DATA FOR PROCESSING ▸

— START —

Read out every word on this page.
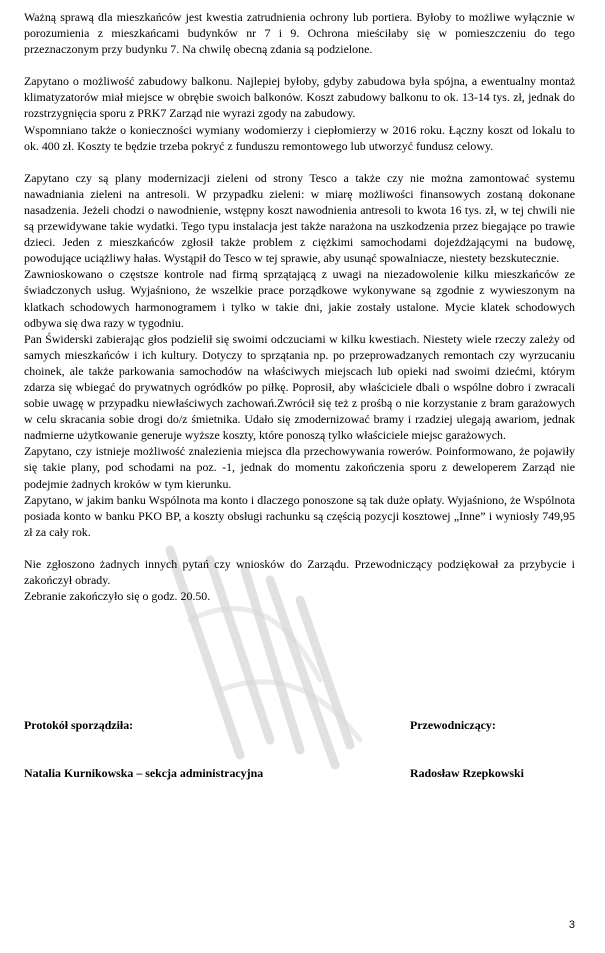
Ważną sprawą dla mieszkańców jest kwestia zatrudnienia ochrony lub portiera. Byłoby to możliwe wyłącznie w porozumienia z mieszkańcami budynków nr 7 i 9. Ochrona mieściłaby się w pomieszczeniu do tego przeznaczonym przy budynku 7. Na chwilę obecną zdania są podzielone.

Zapytano o możliwość zabudowy balkonu. Najlepiej byłoby, gdyby zabudowa była spójna, a ewentualny montaż klimatyzatorów miał miejsce w obrębie swoich balkonów. Koszt zabudowy balkonu to ok. 13-14 tys. zł, jednak do rozstrzygnięcia sporu z PRK7 Zarząd nie wyrazi zgody na zabudowy.

Wspomniano także o konieczności wymiany wodomierzy i ciepłomierzy w 2016 roku. Łączny koszt od lokalu to ok. 400 zł. Koszty te będzie trzeba pokryć z funduszu remontowego lub utworzyć fundusz celowy.

Zapytano czy są plany modernizacji zieleni od strony Tesco a także czy nie można zamontować systemu nawadniania zieleni na antresoli. W przypadku zieleni: w miarę możliwości finansowych zostaną dokonane nasadzenia. Jeżeli chodzi o nawodnienie, wstępny koszt nawodnienia antresoli to kwota 16 tys. zł, w tej chwili nie są przewidywane takie wydatki. Tego typu instalacja jest także narażona na uszkodzenia przez biegające po trawie dzieci. Jeden z mieszkańców zgłosił także problem z ciężkimi samochodami dojeżdżającymi na budowę, powodujące uciążliwy hałas. Wystąpił do Tesco w tej sprawie, aby usunąć spowalniacze, niestety bezskutecznie.

Zawnioskowano o częstsze kontrole nad firmą sprzątającą z uwagi na niezadowolenie kilku mieszkańców ze świadczonych usług. Wyjaśniono, że wszelkie prace porządkowe wykonywane są zgodnie z wywieszonym na klatkach schodowych harmonogramem i tylko w takie dni, jakie zostały ustalone. Mycie klatek schodowych odbywa się dwa razy w tygodniu.

Pan Świderski zabierając głos podzielił się swoimi odczuciami w kilku kwestiach. Niestety wiele rzeczy zależy od samych mieszkańców i ich kultury. Dotyczy to sprzątania np. po przeprowadzanych remontach czy wyrzucaniu choinek, ale także parkowania samochodów na właściwych miejscach lub opieki nad swoimi dziećmi, którym zdarza się wbiegać do prywatnych ogródków po piłkę. Poprosił, aby właściciele dbali o wspólne dobro i zwracali sobie uwagę w przypadku niewłaściwych zachowań.Zwrócił się też z prośbą o nie korzystanie z bram garażowych w celu skracania sobie drogi do/z śmietnika. Udało się zmodernizować bramy i rzadziej ulegają awariom, jednak nadmierne użytkowanie generuje wyższe koszty, które ponoszą tylko właściciele miejsc garażowych.

Zapytano, czy istnieje możliwość znalezienia miejsca dla przechowywania rowerów. Poinformowano, że pojawiły się takie plany, pod schodami na poz. -1, jednak do momentu zakończenia sporu z deweloperem Zarząd nie podejmie żadnych kroków w tym kierunku.

Zapytano, w jakim banku Wspólnota ma konto i dlaczego ponoszone są tak duże opłaty. Wyjaśniono, że Wspólnota posiada konto w banku PKO BP, a koszty obsługi rachunku są częścią pozycji kosztowej „Inne” i wyniosły 749,95 zł za cały rok.

Nie zgłoszono żadnych innych pytań czy wniosków do Zarządu. Przewodniczący podziękował za przybycie i zakończył obrady.

Zebranie zakończyło się o godz. 20.50.

Protokół sporządziła:	Przewodniczący:
Natalia Kurnikowska – sekcja administracyjna	Radosław Rzepkowski
3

— END —

The listing above needs to be output again exactly. Don't include the pictures.

EXPECTED OUTPUT ▸
Read out every word on this page.
Ważną sprawą dla mieszkańców jest kwestia zatrudnienia ochrony lub portiera. Byłoby to możliwe wyłącznie w porozumienia z mieszkańcami budynków nr 7 i 9. Ochrona mieściłaby się w pomieszczeniu do tego przeznaczonym przy budynku 7. Na chwilę obecną zdania są podzielone.

Zapytano o możliwość zabudowy balkonu. Najlepiej byłoby, gdyby zabudowa była spójna, a ewentualny montaż klimatyzatorów miał miejsce w obrębie swoich balkonów. Koszt zabudowy balkonu to ok. 13-14 tys. zł, jednak do rozstrzygnięcia sporu z PRK7 Zarząd nie wyrazi zgody na zabudowy.

Wspomniano także o konieczności wymiany wodomierzy i ciepłomierzy w 2016 roku. Łączny koszt od lokalu to ok. 400 zł. Koszty te będzie trzeba pokryć z funduszu remontowego lub utworzyć fundusz celowy.

Zapytano czy są plany modernizacji zieleni od strony Tesco a także czy nie można zamontować systemu nawadniania zieleni na antresoli. W przypadku zieleni: w miarę możliwości finansowych zostaną dokonane nasadzenia. Jeżeli chodzi o nawodnienie, wstępny koszt nawodnienia antresoli to kwota 16 tys. zł, w tej chwili nie są przewidywane takie wydatki. Tego typu instalacja jest także narażona na uszkodzenia przez biegające po trawie dzieci. Jeden z mieszkańców zgłosił także problem z ciężkimi samochodami dojeżdżającymi na budowę, powodujące uciążliwy hałas. Wystąpił do Tesco w tej sprawie, aby usunąć spowalniacze, niestety bezskutecznie.

Zawnioskowano o częstsze kontrole nad firmą sprzątającą z uwagi na niezadowolenie kilku mieszkańców ze świadczonych usług. Wyjaśniono, że wszelkie prace porządkowe wykonywane są zgodnie z wywieszonym na klatkach schodowych harmonogramem i tylko w takie dni, jakie zostały ustalone. Mycie klatek schodowych odbywa się dwa razy w tygodniu.

Pan Świderski zabierając głos podzielił się swoimi odczuciami w kilku kwestiach. Niestety wiele rzeczy zależy od samych mieszkańców i ich kultury. Dotyczy to sprzątania np. po przeprowadzanych remontach czy wyrzucaniu choinek, ale także parkowania samochodów na właściwych miejscach lub opieki nad swoimi dziećmi, którym zdarza się wbiegać do prywatnych ogródków po piłkę. Poprosił, aby właściciele dbali o wspólne dobro i zwracali sobie uwagę w przypadku niewłaściwych zachowań.Zwrócił się też z prośbą o nie korzystanie z bram garażowych w celu skracania sobie drogi do/z śmietnika. Udało się zmodernizować bramy i rzadziej ulegają awariom, jednak nadmierne użytkowanie generuje wyższe koszty, które ponoszą tylko właściciele miejsc garażowych.

Zapytano, czy istnieje możliwość znalezienia miejsca dla przechowywania rowerów. Poinformowano, że pojawiły się takie plany, pod schodami na poz. -1, jednak do momentu zakończenia sporu z deweloperem Zarząd nie podejmie żadnych kroków w tym kierunku.

Zapytano, w jakim banku Wspólnota ma konto i dlaczego ponoszone są tak duże opłaty. Wyjaśniono, że Wspólnota posiada konto w banku PKO BP, a koszty obsługi rachunku są częścią pozycji kosztowej „Inne” i wyniosły 749,95 zł za cały rok.

Nie zgłoszono żadnych innych pytań czy wniosków do Zarządu. Przewodniczący podziękował za przybycie i zakończył obrady.

Zebranie zakończyło się o godz. 20.50.

Protokół sporządziła:	Przewodniczący:
Natalia Kurnikowska – sekcja administracyjna	Radosław Rzepkowski
3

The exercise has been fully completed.